** start of Task data **

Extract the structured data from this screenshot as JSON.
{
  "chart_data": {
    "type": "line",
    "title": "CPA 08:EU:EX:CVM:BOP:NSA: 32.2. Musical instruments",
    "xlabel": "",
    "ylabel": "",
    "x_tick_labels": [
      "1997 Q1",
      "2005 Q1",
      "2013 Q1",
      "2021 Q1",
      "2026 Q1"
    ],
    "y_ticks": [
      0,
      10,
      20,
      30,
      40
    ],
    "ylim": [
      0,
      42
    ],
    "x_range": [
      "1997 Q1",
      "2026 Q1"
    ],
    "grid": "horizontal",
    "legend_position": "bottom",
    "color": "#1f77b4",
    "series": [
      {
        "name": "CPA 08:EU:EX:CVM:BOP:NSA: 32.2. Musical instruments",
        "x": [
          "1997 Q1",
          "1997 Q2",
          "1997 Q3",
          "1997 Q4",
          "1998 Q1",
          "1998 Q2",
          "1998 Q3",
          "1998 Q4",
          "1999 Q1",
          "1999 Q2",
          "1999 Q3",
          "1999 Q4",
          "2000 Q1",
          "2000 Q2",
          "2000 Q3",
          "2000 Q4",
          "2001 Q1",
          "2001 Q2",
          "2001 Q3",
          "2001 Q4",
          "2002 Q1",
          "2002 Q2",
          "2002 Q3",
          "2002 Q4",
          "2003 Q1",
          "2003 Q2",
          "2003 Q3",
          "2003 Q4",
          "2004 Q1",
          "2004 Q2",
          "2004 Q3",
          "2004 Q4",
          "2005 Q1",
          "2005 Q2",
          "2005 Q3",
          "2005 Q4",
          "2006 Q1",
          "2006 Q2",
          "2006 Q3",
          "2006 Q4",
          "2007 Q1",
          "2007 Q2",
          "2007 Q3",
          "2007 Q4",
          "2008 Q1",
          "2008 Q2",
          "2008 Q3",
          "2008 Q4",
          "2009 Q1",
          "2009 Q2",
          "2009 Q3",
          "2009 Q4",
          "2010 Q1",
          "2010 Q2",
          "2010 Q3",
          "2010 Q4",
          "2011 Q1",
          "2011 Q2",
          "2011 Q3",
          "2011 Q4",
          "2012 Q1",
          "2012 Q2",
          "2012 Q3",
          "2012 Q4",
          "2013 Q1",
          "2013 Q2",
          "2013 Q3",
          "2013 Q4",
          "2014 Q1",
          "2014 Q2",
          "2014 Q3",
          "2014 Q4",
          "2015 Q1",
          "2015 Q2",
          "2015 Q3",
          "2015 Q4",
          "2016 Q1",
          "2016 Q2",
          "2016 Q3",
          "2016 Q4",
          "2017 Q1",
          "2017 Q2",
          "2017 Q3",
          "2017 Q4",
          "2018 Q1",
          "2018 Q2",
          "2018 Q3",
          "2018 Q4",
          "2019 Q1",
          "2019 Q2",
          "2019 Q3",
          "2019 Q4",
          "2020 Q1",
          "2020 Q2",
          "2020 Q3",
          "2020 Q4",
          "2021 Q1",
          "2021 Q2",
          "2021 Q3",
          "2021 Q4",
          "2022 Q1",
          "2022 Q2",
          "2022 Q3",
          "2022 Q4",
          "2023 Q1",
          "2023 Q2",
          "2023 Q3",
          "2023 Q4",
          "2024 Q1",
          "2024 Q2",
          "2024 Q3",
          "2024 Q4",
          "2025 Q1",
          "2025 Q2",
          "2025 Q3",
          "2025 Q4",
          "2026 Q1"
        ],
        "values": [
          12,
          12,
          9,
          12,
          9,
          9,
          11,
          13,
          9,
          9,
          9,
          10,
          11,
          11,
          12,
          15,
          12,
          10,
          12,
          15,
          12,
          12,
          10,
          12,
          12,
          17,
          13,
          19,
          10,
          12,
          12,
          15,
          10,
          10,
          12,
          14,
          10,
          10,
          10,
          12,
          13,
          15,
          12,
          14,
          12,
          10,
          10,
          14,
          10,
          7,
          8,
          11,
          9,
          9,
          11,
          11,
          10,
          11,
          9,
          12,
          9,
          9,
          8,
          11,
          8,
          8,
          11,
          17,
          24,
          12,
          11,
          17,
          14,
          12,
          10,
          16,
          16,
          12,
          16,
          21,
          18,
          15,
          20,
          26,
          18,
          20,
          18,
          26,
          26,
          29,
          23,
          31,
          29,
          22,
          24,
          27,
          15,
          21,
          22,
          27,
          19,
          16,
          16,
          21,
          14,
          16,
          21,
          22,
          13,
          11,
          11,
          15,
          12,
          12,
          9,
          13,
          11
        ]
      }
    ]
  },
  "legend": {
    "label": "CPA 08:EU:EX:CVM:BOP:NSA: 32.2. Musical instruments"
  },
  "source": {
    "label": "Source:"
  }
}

** end of Task data **

Exercise prompt>
For this exercise, gather every line of the data that contains the word "instruments".

The result>
    "title": "CPA 08:EU:EX:CVM:BOP:NSA: 32.2. Musical instruments",
        "name": "CPA 08:EU:EX:CVM:BOP:NSA: 32.2. Musical instruments",
    "label": "CPA 08:EU:EX:CVM:BOP:NSA: 32.2. Musical instruments"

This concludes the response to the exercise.